Repeat the material below word for word, keeping every line as it is.

* Task material
────────────────────

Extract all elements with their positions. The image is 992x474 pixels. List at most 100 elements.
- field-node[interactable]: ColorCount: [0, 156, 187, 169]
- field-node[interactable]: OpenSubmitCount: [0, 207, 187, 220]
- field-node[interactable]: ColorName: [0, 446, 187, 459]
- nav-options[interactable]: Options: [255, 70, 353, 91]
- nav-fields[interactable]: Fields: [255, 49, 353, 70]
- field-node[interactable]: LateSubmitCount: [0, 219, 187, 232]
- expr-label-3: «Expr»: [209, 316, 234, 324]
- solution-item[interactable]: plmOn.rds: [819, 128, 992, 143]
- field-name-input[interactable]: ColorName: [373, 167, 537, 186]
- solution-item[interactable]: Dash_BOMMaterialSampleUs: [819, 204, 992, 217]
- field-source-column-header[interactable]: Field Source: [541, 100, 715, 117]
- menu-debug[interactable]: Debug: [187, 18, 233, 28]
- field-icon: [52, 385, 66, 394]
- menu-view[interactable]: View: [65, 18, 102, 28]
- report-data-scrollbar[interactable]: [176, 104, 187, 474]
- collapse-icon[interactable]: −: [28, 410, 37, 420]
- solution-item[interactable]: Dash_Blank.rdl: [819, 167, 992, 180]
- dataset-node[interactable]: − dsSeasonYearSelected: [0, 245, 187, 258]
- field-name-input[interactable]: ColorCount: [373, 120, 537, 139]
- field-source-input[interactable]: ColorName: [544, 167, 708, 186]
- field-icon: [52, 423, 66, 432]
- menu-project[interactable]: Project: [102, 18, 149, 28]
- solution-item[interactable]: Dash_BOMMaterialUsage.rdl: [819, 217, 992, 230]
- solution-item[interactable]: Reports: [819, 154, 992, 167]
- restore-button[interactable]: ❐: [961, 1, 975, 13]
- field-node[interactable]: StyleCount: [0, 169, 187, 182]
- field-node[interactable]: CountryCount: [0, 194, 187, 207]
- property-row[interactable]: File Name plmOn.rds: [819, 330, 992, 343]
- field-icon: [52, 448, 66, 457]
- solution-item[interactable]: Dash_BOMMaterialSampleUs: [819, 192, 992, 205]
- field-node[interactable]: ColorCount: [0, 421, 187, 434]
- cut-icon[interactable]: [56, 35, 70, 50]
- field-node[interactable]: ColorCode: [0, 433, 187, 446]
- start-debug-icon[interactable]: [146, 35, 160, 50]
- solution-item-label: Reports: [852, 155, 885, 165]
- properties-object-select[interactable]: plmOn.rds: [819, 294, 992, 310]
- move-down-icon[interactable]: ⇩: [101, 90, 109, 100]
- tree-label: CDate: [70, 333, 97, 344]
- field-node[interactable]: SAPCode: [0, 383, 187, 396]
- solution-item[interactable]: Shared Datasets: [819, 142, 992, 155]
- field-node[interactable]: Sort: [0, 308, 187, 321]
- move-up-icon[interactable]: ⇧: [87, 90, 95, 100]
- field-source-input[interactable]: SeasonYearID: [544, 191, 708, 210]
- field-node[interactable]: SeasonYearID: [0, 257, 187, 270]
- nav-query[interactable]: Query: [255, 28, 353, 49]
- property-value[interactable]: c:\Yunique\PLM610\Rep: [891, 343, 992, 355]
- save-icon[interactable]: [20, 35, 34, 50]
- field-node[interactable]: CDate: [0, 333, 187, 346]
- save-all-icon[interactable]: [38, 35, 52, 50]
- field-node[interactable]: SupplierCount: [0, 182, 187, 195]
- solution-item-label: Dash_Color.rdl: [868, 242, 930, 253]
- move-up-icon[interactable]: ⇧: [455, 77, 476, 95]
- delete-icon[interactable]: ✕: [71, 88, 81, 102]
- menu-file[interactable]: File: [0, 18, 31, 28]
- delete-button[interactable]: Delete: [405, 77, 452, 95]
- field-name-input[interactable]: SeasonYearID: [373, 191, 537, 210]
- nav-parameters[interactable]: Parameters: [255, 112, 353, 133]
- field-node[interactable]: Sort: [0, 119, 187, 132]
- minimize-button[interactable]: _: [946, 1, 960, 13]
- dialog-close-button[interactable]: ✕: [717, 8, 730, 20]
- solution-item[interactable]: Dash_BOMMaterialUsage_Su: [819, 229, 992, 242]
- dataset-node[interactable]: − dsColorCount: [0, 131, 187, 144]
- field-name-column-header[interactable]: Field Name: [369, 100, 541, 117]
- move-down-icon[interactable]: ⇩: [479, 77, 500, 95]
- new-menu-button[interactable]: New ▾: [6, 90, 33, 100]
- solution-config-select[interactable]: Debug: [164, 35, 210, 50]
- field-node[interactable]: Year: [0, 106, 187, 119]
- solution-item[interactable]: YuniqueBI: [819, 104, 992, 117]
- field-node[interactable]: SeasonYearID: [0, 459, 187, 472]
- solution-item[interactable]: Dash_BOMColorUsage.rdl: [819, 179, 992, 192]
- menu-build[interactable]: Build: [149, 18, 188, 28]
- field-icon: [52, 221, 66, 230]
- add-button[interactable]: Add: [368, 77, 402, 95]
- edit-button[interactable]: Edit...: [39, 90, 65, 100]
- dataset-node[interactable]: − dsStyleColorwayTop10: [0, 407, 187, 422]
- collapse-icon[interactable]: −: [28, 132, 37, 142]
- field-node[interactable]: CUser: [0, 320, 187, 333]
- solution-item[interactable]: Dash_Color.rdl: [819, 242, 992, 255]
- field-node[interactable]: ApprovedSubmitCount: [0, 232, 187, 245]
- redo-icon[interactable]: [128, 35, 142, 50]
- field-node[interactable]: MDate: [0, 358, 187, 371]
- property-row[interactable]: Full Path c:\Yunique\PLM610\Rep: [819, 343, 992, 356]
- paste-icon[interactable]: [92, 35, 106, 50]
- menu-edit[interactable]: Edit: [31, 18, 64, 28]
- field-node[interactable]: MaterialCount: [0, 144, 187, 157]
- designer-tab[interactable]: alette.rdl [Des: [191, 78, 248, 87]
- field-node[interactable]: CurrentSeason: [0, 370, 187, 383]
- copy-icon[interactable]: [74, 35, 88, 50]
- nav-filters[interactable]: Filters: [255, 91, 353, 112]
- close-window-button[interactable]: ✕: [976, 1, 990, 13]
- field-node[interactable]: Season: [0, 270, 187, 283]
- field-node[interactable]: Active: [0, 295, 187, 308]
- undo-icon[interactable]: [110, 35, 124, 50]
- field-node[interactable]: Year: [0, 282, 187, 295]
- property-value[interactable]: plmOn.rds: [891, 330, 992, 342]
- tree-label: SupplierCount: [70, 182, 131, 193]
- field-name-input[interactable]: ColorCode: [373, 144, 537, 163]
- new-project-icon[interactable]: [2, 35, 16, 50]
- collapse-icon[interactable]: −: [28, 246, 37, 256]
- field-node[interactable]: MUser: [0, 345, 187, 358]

────────────────────

* Response below
Extract all elements with their positions. The image is 992x474 pixels. List at most 100 elements.
- field-node[interactable]: ColorCount: [0, 156, 187, 169]
- field-node[interactable]: OpenSubmitCount: [0, 207, 187, 220]
- field-node[interactable]: ColorName: [0, 446, 187, 459]
- nav-options[interactable]: Options: [255, 70, 353, 91]
- nav-fields[interactable]: Fields: [255, 49, 353, 70]
- field-node[interactable]: LateSubmitCount: [0, 219, 187, 232]
- expr-label-3: «Expr»: [209, 316, 234, 324]
- solution-item[interactable]: plmOn.rds: [819, 128, 992, 143]
- field-name-input[interactable]: ColorName: [373, 167, 537, 186]
- solution-item[interactable]: Dash_BOMMaterialSampleUs: [819, 204, 992, 217]
- field-source-column-header[interactable]: Field Source: [541, 100, 715, 117]
- menu-debug[interactable]: Debug: [187, 18, 233, 28]
- field-icon: [52, 385, 66, 394]
- menu-view[interactable]: View: [65, 18, 102, 28]
- report-data-scrollbar[interactable]: [176, 104, 187, 474]
- collapse-icon[interactable]: −: [28, 410, 37, 420]
- solution-item[interactable]: Dash_Blank.rdl: [819, 167, 992, 180]
- dataset-node[interactable]: − dsSeasonYearSelected: [0, 245, 187, 258]
- field-name-input[interactable]: ColorCount: [373, 120, 537, 139]
- field-source-input[interactable]: ColorName: [544, 167, 708, 186]
- field-icon: [52, 423, 66, 432]
- menu-project[interactable]: Project: [102, 18, 149, 28]
- solution-item[interactable]: Dash_BOMMaterialUsage.rdl: [819, 217, 992, 230]
- solution-item[interactable]: Reports: [819, 154, 992, 167]
- restore-button[interactable]: ❐: [961, 1, 975, 13]
- field-node[interactable]: StyleCount: [0, 169, 187, 182]
- field-node[interactable]: CountryCount: [0, 194, 187, 207]
- property-row[interactable]: File Name plmOn.rds: [819, 330, 992, 343]
- field-icon: [52, 448, 66, 457]
- solution-item[interactable]: Dash_BOMMaterialSampleUs: [819, 192, 992, 205]
- field-node[interactable]: ColorCount: [0, 421, 187, 434]
- cut-icon[interactable]: [56, 35, 70, 50]
- field-node[interactable]: ColorCode: [0, 433, 187, 446]
- start-debug-icon[interactable]: [146, 35, 160, 50]
- solution-item-label: Reports: [852, 155, 885, 165]
- properties-object-select[interactable]: plmOn.rds: [819, 294, 992, 310]
- move-down-icon[interactable]: ⇩: [101, 90, 109, 100]
- tree-label: CDate: [70, 333, 97, 344]
- field-node[interactable]: SAPCode: [0, 383, 187, 396]
- solution-item[interactable]: Shared Datasets: [819, 142, 992, 155]
- field-node[interactable]: Sort: [0, 308, 187, 321]
- move-up-icon[interactable]: ⇧: [87, 90, 95, 100]
- field-source-input[interactable]: SeasonYearID: [544, 191, 708, 210]
- field-node[interactable]: SeasonYearID: [0, 257, 187, 270]
- nav-query[interactable]: Query: [255, 28, 353, 49]
- property-value[interactable]: c:\Yunique\PLM610\Rep: [891, 343, 992, 355]
- save-icon[interactable]: [20, 35, 34, 50]
- field-node[interactable]: CDate: [0, 333, 187, 346]
- save-all-icon[interactable]: [38, 35, 52, 50]
- field-node[interactable]: SupplierCount: [0, 182, 187, 195]
- solution-item-label: Dash_Color.rdl: [868, 242, 930, 253]
- move-up-icon[interactable]: ⇧: [455, 77, 476, 95]
- delete-icon[interactable]: ✕: [71, 88, 81, 102]
- menu-file[interactable]: File: [0, 18, 31, 28]
- delete-button[interactable]: Delete: [405, 77, 452, 95]
- field-name-input[interactable]: SeasonYearID: [373, 191, 537, 210]
- nav-parameters[interactable]: Parameters: [255, 112, 353, 133]
- field-node[interactable]: Sort: [0, 119, 187, 132]
- minimize-button[interactable]: _: [946, 1, 960, 13]
- dialog-close-button[interactable]: ✕: [717, 8, 730, 20]
- solution-item[interactable]: Dash_BOMMaterialUsage_Su: [819, 229, 992, 242]
- dataset-node[interactable]: − dsColorCount: [0, 131, 187, 144]
- field-name-column-header[interactable]: Field Name: [369, 100, 541, 117]
- move-down-icon[interactable]: ⇩: [479, 77, 500, 95]
- new-menu-button[interactable]: New ▾: [6, 90, 33, 100]
- solution-config-select[interactable]: Debug: [164, 35, 210, 50]
- field-node[interactable]: Year: [0, 106, 187, 119]
- solution-item[interactable]: YuniqueBI: [819, 104, 992, 117]
- field-node[interactable]: SeasonYearID: [0, 459, 187, 472]
- solution-item[interactable]: Dash_BOMColorUsage.rdl: [819, 179, 992, 192]
- menu-build[interactable]: Build: [149, 18, 188, 28]
- field-icon: [52, 221, 66, 230]
- add-button[interactable]: Add: [368, 77, 402, 95]
- edit-button[interactable]: Edit...: [39, 90, 65, 100]
- dataset-node[interactable]: − dsStyleColorwayTop10: [0, 407, 187, 422]
- collapse-icon[interactable]: −: [28, 132, 37, 142]
- field-node[interactable]: CUser: [0, 320, 187, 333]
- solution-item[interactable]: Dash_Color.rdl: [819, 242, 992, 255]
- field-node[interactable]: ApprovedSubmitCount: [0, 232, 187, 245]
- redo-icon[interactable]: [128, 35, 142, 50]
- field-node[interactable]: MDate: [0, 358, 187, 371]
- property-row[interactable]: Full Path c:\Yunique\PLM610\Rep: [819, 343, 992, 356]
- paste-icon[interactable]: [92, 35, 106, 50]
- menu-edit[interactable]: Edit: [31, 18, 64, 28]
- field-node[interactable]: MaterialCount: [0, 144, 187, 157]
- designer-tab[interactable]: alette.rdl [Des: [191, 78, 248, 87]
- field-node[interactable]: CurrentSeason: [0, 370, 187, 383]
- copy-icon[interactable]: [74, 35, 88, 50]
- nav-filters[interactable]: Filters: [255, 91, 353, 112]
- close-window-button[interactable]: ✕: [976, 1, 990, 13]
- field-node[interactable]: Season: [0, 270, 187, 283]
- field-node[interactable]: Active: [0, 295, 187, 308]
- undo-icon[interactable]: [110, 35, 124, 50]
- field-node[interactable]: Year: [0, 282, 187, 295]
- property-value[interactable]: plmOn.rds: [891, 330, 992, 342]
- tree-label: SupplierCount: [70, 182, 131, 193]
- field-name-input[interactable]: ColorCode: [373, 144, 537, 163]
- new-project-icon[interactable]: [2, 35, 16, 50]
- collapse-icon[interactable]: −: [28, 246, 37, 256]
- field-node[interactable]: MUser: [0, 345, 187, 358]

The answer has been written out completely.